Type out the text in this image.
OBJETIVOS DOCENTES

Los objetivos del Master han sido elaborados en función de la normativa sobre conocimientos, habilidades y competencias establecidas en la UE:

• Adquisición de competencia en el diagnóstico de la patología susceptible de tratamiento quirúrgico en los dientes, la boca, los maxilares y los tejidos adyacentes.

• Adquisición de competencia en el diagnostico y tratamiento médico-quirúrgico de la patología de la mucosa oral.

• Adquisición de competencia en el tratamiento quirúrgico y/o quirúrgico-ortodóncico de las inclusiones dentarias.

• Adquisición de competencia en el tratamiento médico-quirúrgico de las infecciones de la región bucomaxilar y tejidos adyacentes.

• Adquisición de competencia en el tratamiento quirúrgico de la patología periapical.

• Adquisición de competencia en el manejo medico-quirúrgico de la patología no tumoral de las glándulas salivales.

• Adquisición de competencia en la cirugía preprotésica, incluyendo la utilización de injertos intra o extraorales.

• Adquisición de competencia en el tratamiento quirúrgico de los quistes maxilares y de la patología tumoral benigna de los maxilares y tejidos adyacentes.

------

§ Task prompt:
The material above needs to be copied out in full, exactly as given.

§ Response for this exercise:
Type out the text in this image.
OBJETIVOS DOCENTES

Los objetivos del Master han sido elaborados en función de la normativa sobre conocimientos, habilidades y competencias establecidas en la UE:

• Adquisición de competencia en el diagnóstico de la patología susceptible de tratamiento quirúrgico en los dientes, la boca, los maxilares y los tejidos adyacentes.

• Adquisición de competencia en el diagnostico y tratamiento médico-quirúrgico de la patología de la mucosa oral.

• Adquisición de competencia en el tratamiento quirúrgico y/o quirúrgico-ortodóncico de las inclusiones dentarias.

• Adquisición de competencia en el tratamiento médico-quirúrgico de las infecciones de la región bucomaxilar y tejidos adyacentes.

• Adquisición de competencia en el tratamiento quirúrgico de la patología periapical.

• Adquisición de competencia en el manejo medico-quirúrgico de la patología no tumoral de las glándulas salivales.

• Adquisición de competencia en la cirugía preprotésica, incluyendo la utilización de injertos intra o extraorales.

• Adquisición de competencia en el tratamiento quirúrgico de los quistes maxilares y de la patología tumoral benigna de los maxilares y tejidos adyacentes.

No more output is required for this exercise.